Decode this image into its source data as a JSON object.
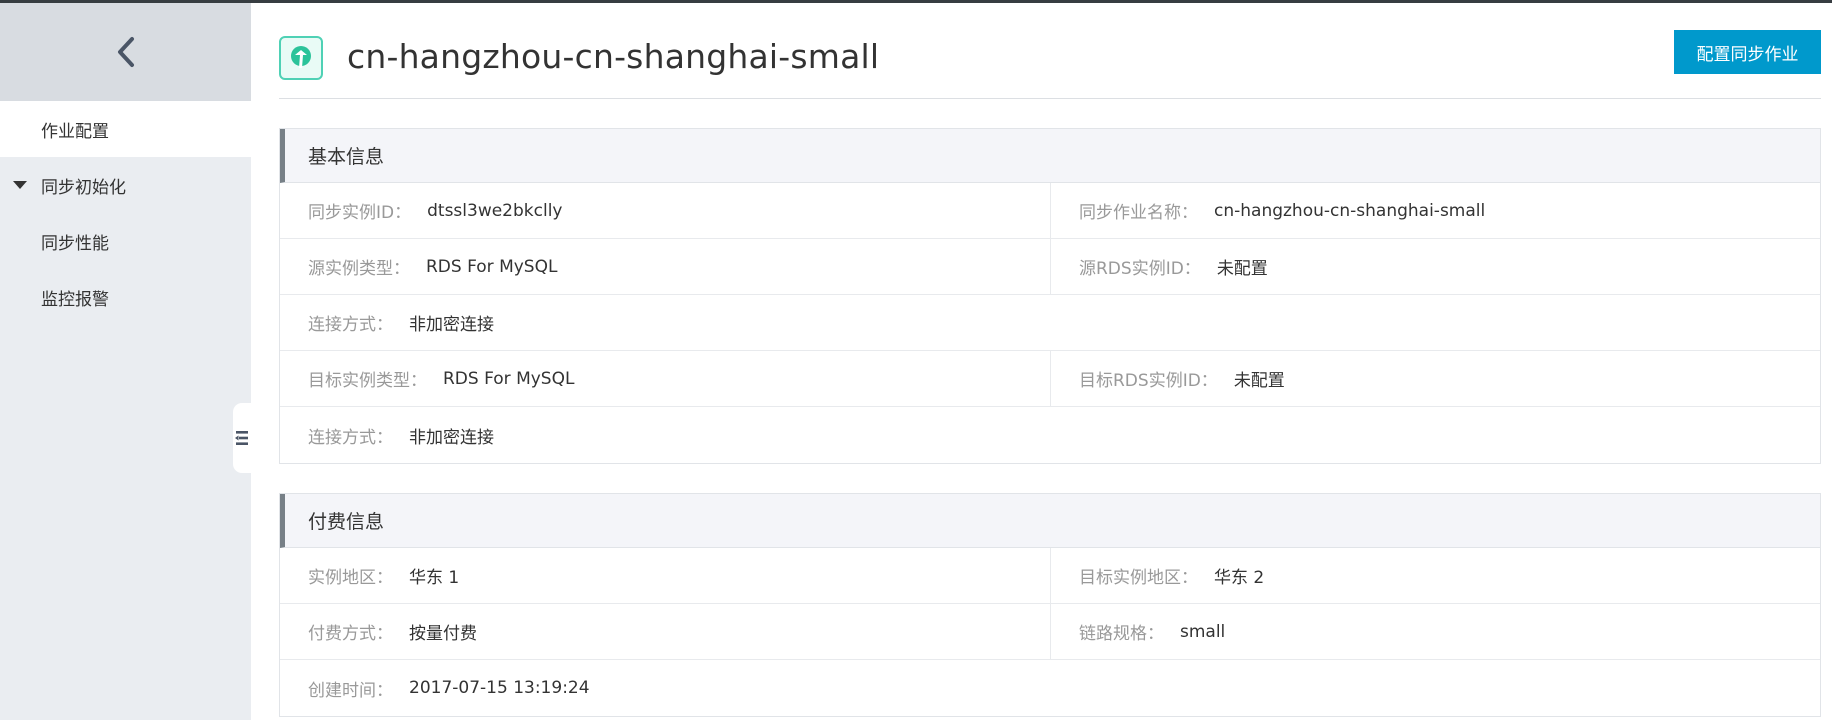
{
  "sidebar": {
    "items": [
      {
        "label": "作业配置"
      },
      {
        "label": "同步初始化"
      },
      {
        "label": "同步性能"
      },
      {
        "label": "监控报警"
      }
    ]
  },
  "header": {
    "title": "cn-hangzhou-cn-shanghai-small",
    "config_button": "配置同步作业"
  },
  "basic_info": {
    "title": "基本信息",
    "instance_id_label": "同步实例ID：",
    "instance_id_value": "dtssl3we2bkclly",
    "job_name_label": "同步作业名称：",
    "job_name_value": "cn-hangzhou-cn-shanghai-small",
    "src_type_label": "源实例类型：",
    "src_type_value": "RDS For MySQL",
    "src_rds_label": "源RDS实例ID：",
    "src_rds_value": "未配置",
    "src_conn_label": "连接方式：",
    "src_conn_value": "非加密连接",
    "dst_type_label": "目标实例类型：",
    "dst_type_value": "RDS For MySQL",
    "dst_rds_label": "目标RDS实例ID：",
    "dst_rds_value": "未配置",
    "dst_conn_label": "连接方式：",
    "dst_conn_value": "非加密连接"
  },
  "billing_info": {
    "title": "付费信息",
    "region_label": "实例地区：",
    "region_value": "华东 1",
    "dst_region_label": "目标实例地区：",
    "dst_region_value": "华东 2",
    "pay_label": "付费方式：",
    "pay_value": "按量付费",
    "spec_label": "链路规格：",
    "spec_value": "small",
    "created_label": "创建时间：",
    "created_value": "2017-07-15 13:19:24"
  }
}
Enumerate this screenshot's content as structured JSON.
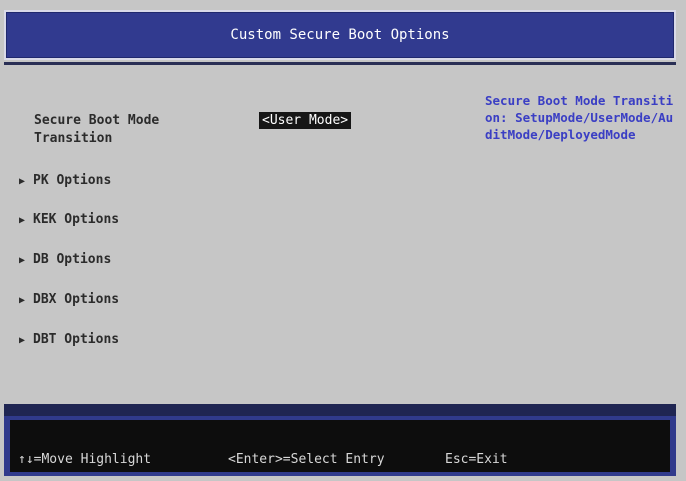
{
  "header": {
    "title": "Custom Secure Boot Options"
  },
  "setting": {
    "label": "Secure Boot Mode Transition",
    "value": "<User Mode>"
  },
  "menu": {
    "items": [
      {
        "label": "PK Options"
      },
      {
        "label": "KEK Options"
      },
      {
        "label": "DB Options"
      },
      {
        "label": "DBX Options"
      },
      {
        "label": "DBT Options"
      }
    ],
    "arrow_icon": "triangle-right-icon"
  },
  "help": {
    "text": "Secure Boot Mode Transition: SetupMode/UserMode/AuditMode/DeployedMode"
  },
  "footer": {
    "move": "↑↓=Move Highlight",
    "select": "<Enter>=Select Entry",
    "exit": "Esc=Exit"
  },
  "colors": {
    "title_bar": "#313a8f",
    "background": "#c6c6c6",
    "help_text": "#3a3ec4",
    "footer_bg": "#0d0d0d"
  }
}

Given exercise:
The pictures in the entries should be left out; output everything else exactly.

Finished answer:
Decode this image into its source data as a JSON object.
{
  "sidebar": {
    "items": [
      {
        "label": "作业配置"
      },
      {
        "label": "同步初始化"
      },
      {
        "label": "同步性能"
      },
      {
        "label": "监控报警"
      }
    ]
  },
  "header": {
    "title": "cn-hangzhou-cn-shanghai-small",
    "config_button": "配置同步作业"
  },
  "basic_info": {
    "title": "基本信息",
    "instance_id_label": "同步实例ID：",
    "instance_id_value": "dtssl3we2bkclly",
    "job_name_label": "同步作业名称：",
    "job_name_value": "cn-hangzhou-cn-shanghai-small",
    "src_type_label": "源实例类型：",
    "src_type_value": "RDS For MySQL",
    "src_rds_label": "源RDS实例ID：",
    "src_rds_value": "未配置",
    "src_conn_label": "连接方式：",
    "src_conn_value": "非加密连接",
    "dst_type_label": "目标实例类型：",
    "dst_type_value": "RDS For MySQL",
    "dst_rds_label": "目标RDS实例ID：",
    "dst_rds_value": "未配置",
    "dst_conn_label": "连接方式：",
    "dst_conn_value": "非加密连接"
  },
  "billing_info": {
    "title": "付费信息",
    "region_label": "实例地区：",
    "region_value": "华东 1",
    "dst_region_label": "目标实例地区：",
    "dst_region_value": "华东 2",
    "pay_label": "付费方式：",
    "pay_value": "按量付费",
    "spec_label": "链路规格：",
    "spec_value": "small",
    "created_label": "创建时间：",
    "created_value": "2017-07-15 13:19:24"
  }
}
Enumerate this screenshot's content as structured JSON.
{
  "header": {
    "title": "Custom Secure Boot Options"
  },
  "setting": {
    "label": "Secure Boot Mode Transition",
    "value": "<User Mode>"
  },
  "menu": {
    "items": [
      {
        "label": "PK Options"
      },
      {
        "label": "KEK Options"
      },
      {
        "label": "DB Options"
      },
      {
        "label": "DBX Options"
      },
      {
        "label": "DBT Options"
      }
    ],
    "arrow_icon": "triangle-right-icon"
  },
  "help": {
    "text": "Secure Boot Mode Transition: SetupMode/UserMode/AuditMode/DeployedMode"
  },
  "footer": {
    "move": "↑↓=Move Highlight",
    "select": "<Enter>=Select Entry",
    "exit": "Esc=Exit"
  },
  "colors": {
    "title_bar": "#313a8f",
    "background": "#c6c6c6",
    "help_text": "#3a3ec4",
    "footer_bg": "#0d0d0d"
  }
}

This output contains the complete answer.